### What you should do
Scan the following material for the string "responsible" and copy each line in which it appears.

### Data rows
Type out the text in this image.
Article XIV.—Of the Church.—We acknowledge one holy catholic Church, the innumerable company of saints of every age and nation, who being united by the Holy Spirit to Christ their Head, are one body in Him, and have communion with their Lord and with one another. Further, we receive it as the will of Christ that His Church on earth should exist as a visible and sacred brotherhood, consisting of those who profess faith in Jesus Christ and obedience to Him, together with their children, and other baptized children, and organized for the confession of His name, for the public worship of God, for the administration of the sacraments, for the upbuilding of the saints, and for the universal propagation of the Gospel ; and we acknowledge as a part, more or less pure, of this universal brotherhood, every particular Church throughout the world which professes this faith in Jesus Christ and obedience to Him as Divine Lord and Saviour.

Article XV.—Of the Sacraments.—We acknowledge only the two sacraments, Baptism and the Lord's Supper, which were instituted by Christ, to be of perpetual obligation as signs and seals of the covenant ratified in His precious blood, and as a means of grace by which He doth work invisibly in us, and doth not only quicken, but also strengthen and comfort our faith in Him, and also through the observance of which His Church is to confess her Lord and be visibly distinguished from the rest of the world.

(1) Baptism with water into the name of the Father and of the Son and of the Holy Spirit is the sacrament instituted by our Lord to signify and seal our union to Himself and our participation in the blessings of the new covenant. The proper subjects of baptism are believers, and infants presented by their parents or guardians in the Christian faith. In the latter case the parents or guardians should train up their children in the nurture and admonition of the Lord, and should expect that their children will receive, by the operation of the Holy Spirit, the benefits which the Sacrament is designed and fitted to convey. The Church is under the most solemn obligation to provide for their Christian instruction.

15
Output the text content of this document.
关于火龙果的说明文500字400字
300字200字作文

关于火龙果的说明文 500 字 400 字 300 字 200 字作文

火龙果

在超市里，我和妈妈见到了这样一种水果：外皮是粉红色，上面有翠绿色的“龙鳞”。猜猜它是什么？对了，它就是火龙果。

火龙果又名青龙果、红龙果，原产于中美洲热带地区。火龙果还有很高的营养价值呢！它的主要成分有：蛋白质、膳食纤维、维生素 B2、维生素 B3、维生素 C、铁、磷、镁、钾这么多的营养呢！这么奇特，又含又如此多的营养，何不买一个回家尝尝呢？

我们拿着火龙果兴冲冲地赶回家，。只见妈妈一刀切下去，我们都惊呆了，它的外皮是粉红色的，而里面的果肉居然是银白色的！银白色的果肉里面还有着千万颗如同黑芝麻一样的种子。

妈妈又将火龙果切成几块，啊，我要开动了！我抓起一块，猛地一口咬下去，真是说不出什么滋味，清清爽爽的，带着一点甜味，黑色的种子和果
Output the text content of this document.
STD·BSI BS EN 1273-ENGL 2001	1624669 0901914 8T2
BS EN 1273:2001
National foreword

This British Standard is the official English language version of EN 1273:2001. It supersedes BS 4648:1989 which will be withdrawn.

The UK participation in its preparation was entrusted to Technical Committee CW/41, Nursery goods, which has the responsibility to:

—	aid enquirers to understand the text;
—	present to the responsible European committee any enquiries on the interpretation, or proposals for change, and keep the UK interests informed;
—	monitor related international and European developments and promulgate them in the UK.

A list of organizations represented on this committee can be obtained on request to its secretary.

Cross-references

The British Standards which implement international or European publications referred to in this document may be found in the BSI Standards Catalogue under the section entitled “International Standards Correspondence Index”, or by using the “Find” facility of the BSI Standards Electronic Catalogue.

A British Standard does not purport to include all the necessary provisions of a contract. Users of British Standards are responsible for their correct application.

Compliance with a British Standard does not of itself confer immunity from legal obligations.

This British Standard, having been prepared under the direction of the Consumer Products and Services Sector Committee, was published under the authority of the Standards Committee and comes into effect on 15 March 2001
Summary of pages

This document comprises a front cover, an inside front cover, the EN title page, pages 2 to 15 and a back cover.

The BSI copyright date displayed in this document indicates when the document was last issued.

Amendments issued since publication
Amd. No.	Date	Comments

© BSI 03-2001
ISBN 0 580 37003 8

### Full response
—	present to the responsible European committee any enquiries on the interpretation, or proposals for change, and keep the UK interests informed;
A British Standard does not purport to include all the necessary provisions of a contract. Users of British Standards are responsible for their correct application.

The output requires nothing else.